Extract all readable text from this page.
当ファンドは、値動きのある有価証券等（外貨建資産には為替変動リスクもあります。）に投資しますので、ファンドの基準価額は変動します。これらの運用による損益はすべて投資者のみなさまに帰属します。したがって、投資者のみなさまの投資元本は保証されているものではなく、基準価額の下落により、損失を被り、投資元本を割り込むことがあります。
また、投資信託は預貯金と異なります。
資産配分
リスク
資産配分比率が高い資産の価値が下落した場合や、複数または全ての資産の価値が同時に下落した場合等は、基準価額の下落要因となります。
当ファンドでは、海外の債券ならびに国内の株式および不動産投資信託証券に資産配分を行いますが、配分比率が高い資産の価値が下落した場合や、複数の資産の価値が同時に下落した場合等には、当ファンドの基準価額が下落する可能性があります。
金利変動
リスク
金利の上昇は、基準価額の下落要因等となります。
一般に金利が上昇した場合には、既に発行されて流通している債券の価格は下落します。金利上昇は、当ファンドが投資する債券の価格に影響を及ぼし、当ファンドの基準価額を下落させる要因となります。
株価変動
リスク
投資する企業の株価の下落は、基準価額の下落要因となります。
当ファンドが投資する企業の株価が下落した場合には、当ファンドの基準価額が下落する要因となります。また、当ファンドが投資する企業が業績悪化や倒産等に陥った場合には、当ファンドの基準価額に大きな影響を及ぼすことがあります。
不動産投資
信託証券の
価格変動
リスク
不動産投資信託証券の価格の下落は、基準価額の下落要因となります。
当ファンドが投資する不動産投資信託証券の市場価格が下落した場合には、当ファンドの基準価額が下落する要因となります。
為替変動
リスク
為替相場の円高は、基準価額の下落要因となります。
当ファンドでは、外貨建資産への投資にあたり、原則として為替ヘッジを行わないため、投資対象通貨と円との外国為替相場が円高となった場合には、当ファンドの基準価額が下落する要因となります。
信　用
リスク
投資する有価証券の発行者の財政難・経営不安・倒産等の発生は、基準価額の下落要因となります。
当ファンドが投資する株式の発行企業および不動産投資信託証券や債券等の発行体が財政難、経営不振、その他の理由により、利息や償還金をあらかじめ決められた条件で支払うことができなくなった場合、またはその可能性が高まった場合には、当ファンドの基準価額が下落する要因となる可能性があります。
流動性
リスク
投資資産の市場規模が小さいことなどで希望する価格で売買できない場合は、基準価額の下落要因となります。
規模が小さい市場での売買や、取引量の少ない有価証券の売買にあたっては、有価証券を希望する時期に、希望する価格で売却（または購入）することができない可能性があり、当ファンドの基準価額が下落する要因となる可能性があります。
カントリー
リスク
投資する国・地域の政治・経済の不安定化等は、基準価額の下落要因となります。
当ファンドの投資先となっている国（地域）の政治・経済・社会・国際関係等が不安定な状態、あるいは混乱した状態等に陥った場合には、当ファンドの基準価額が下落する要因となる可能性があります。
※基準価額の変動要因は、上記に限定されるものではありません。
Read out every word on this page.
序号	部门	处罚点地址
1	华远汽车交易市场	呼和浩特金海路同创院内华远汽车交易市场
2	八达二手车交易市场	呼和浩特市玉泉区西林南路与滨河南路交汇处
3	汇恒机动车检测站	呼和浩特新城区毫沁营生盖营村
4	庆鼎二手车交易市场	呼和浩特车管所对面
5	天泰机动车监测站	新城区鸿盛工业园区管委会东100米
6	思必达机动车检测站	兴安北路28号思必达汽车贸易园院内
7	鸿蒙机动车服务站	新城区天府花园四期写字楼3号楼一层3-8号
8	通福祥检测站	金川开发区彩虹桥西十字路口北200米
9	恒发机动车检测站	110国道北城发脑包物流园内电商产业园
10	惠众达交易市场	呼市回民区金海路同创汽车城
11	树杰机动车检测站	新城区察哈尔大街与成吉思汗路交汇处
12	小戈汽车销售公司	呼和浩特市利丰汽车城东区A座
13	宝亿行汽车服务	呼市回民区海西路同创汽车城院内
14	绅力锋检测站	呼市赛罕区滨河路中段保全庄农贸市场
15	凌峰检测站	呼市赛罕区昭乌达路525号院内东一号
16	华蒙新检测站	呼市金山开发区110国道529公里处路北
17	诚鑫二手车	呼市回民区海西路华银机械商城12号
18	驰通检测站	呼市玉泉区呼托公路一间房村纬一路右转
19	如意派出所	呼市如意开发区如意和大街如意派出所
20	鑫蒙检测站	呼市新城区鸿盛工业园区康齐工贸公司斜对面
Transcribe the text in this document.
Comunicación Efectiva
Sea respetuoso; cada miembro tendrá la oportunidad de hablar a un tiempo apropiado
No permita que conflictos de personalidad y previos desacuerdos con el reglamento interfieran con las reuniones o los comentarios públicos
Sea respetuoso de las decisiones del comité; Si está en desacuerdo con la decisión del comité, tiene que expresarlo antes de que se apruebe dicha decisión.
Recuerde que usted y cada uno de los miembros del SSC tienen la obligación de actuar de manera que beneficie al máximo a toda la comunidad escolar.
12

> _Aim_:
Only the number is wanted: how many lines in the preceding entries hold the string "page"?

> _Written response_:
2